Exercise details: Restate each entry word for word, leaving nothing out.

Rows from a figure dataset:
◆ ◆ ◆
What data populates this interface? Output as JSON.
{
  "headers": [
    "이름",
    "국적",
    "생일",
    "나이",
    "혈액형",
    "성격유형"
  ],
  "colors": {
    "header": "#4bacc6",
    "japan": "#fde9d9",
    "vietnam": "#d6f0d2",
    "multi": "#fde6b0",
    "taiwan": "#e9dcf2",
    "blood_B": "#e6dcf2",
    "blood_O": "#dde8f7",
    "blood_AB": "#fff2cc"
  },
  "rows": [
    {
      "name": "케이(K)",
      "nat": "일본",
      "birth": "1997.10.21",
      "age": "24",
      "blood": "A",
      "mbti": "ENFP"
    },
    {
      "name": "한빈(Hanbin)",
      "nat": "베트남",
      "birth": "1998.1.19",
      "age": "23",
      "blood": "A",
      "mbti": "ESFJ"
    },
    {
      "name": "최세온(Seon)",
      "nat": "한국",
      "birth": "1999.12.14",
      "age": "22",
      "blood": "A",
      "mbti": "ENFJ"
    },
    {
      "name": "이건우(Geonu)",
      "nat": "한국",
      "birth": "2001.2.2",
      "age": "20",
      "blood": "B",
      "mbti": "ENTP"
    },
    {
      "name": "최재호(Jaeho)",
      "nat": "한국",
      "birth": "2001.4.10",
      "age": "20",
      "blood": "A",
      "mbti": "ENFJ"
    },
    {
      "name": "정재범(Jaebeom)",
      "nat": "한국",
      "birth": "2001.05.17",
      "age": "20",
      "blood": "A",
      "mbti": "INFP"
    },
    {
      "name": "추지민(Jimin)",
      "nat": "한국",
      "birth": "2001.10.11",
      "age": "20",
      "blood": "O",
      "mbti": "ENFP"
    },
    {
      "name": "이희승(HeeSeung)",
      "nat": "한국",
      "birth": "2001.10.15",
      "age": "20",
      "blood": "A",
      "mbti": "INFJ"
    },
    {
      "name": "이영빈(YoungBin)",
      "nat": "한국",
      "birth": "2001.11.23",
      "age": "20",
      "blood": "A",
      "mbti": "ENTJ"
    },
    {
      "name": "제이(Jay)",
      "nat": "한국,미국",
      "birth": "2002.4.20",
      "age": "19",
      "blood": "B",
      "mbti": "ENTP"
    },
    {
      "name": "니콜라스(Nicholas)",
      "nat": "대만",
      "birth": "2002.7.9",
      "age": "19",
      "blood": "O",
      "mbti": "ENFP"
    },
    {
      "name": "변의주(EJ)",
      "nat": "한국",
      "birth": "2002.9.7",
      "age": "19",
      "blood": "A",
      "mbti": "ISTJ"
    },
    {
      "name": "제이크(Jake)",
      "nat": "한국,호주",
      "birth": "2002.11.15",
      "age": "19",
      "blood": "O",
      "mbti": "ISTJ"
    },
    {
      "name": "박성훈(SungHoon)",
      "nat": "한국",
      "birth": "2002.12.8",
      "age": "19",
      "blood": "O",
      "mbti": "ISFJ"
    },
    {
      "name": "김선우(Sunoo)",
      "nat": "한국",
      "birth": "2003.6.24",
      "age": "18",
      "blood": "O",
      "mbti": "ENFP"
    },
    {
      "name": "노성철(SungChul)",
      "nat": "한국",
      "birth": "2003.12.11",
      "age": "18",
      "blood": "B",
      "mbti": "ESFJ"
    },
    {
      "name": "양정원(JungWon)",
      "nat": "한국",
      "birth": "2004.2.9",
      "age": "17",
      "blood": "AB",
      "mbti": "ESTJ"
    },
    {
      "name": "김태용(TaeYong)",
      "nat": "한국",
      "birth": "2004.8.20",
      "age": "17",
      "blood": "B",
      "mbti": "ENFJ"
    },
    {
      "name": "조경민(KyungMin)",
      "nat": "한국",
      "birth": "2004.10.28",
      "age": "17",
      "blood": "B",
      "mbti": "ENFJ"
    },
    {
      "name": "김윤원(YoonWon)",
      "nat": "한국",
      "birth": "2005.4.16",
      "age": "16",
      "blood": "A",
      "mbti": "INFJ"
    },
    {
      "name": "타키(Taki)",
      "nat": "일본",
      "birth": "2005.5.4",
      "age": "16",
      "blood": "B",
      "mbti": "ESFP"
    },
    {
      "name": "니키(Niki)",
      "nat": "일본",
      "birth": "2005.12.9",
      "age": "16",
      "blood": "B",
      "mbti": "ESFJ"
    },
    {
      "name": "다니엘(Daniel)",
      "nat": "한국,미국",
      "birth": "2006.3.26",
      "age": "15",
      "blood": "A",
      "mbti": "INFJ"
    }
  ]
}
◆ ◆ ◆
Task result:
What data populates this interface? Output as JSON.
{
  "headers": [
    "이름",
    "국적",
    "생일",
    "나이",
    "혈액형",
    "성격유형"
  ],
  "colors": {
    "header": "#4bacc6",
    "japan": "#fde9d9",
    "vietnam": "#d6f0d2",
    "multi": "#fde6b0",
    "taiwan": "#e9dcf2",
    "blood_B": "#e6dcf2",
    "blood_O": "#dde8f7",
    "blood_AB": "#fff2cc"
  },
  "rows": [
    {
      "name": "케이(K)",
      "nat": "일본",
      "birth": "1997.10.21",
      "age": "24",
      "blood": "A",
      "mbti": "ENFP"
    },
    {
      "name": "한빈(Hanbin)",
      "nat": "베트남",
      "birth": "1998.1.19",
      "age": "23",
      "blood": "A",
      "mbti": "ESFJ"
    },
    {
      "name": "최세온(Seon)",
      "nat": "한국",
      "birth": "1999.12.14",
      "age": "22",
      "blood": "A",
      "mbti": "ENFJ"
    },
    {
      "name": "이건우(Geonu)",
      "nat": "한국",
      "birth": "2001.2.2",
      "age": "20",
      "blood": "B",
      "mbti": "ENTP"
    },
    {
      "name": "최재호(Jaeho)",
      "nat": "한국",
      "birth": "2001.4.10",
      "age": "20",
      "blood": "A",
      "mbti": "ENFJ"
    },
    {
      "name": "정재범(Jaebeom)",
      "nat": "한국",
      "birth": "2001.05.17",
      "age": "20",
      "blood": "A",
      "mbti": "INFP"
    },
    {
      "name": "추지민(Jimin)",
      "nat": "한국",
      "birth": "2001.10.11",
      "age": "20",
      "blood": "O",
      "mbti": "ENFP"
    },
    {
      "name": "이희승(HeeSeung)",
      "nat": "한국",
      "birth": "2001.10.15",
      "age": "20",
      "blood": "A",
      "mbti": "INFJ"
    },
    {
      "name": "이영빈(YoungBin)",
      "nat": "한국",
      "birth": "2001.11.23",
      "age": "20",
      "blood": "A",
      "mbti": "ENTJ"
    },
    {
      "name": "제이(Jay)",
      "nat": "한국,미국",
      "birth": "2002.4.20",
      "age": "19",
      "blood": "B",
      "mbti": "ENTP"
    },
    {
      "name": "니콜라스(Nicholas)",
      "nat": "대만",
      "birth": "2002.7.9",
      "age": "19",
      "blood": "O",
      "mbti": "ENFP"
    },
    {
      "name": "변의주(EJ)",
      "nat": "한국",
      "birth": "2002.9.7",
      "age": "19",
      "blood": "A",
      "mbti": "ISTJ"
    },
    {
      "name": "제이크(Jake)",
      "nat": "한국,호주",
      "birth": "2002.11.15",
      "age": "19",
      "blood": "O",
      "mbti": "ISTJ"
    },
    {
      "name": "박성훈(SungHoon)",
      "nat": "한국",
      "birth": "2002.12.8",
      "age": "19",
      "blood": "O",
      "mbti": "ISFJ"
    },
    {
      "name": "김선우(Sunoo)",
      "nat": "한국",
      "birth": "2003.6.24",
      "age": "18",
      "blood": "O",
      "mbti": "ENFP"
    },
    {
      "name": "노성철(SungChul)",
      "nat": "한국",
      "birth": "2003.12.11",
      "age": "18",
      "blood": "B",
      "mbti": "ESFJ"
    },
    {
      "name": "양정원(JungWon)",
      "nat": "한국",
      "birth": "2004.2.9",
      "age": "17",
      "blood": "AB",
      "mbti": "ESTJ"
    },
    {
      "name": "김태용(TaeYong)",
      "nat": "한국",
      "birth": "2004.8.20",
      "age": "17",
      "blood": "B",
      "mbti": "ENFJ"
    },
    {
      "name": "조경민(KyungMin)",
      "nat": "한국",
      "birth": "2004.10.28",
      "age": "17",
      "blood": "B",
      "mbti": "ENFJ"
    },
    {
      "name": "김윤원(YoonWon)",
      "nat": "한국",
      "birth": "2005.4.16",
      "age": "16",
      "blood": "A",
      "mbti": "INFJ"
    },
    {
      "name": "타키(Taki)",
      "nat": "일본",
      "birth": "2005.5.4",
      "age": "16",
      "blood": "B",
      "mbti": "ESFP"
    },
    {
      "name": "니키(Niki)",
      "nat": "일본",
      "birth": "2005.12.9",
      "age": "16",
      "blood": "B",
      "mbti": "ESFJ"
    },
    {
      "name": "다니엘(Daniel)",
      "nat": "한국,미국",
      "birth": "2006.3.26",
      "age": "15",
      "blood": "A",
      "mbti": "INFJ"
    }
  ]
}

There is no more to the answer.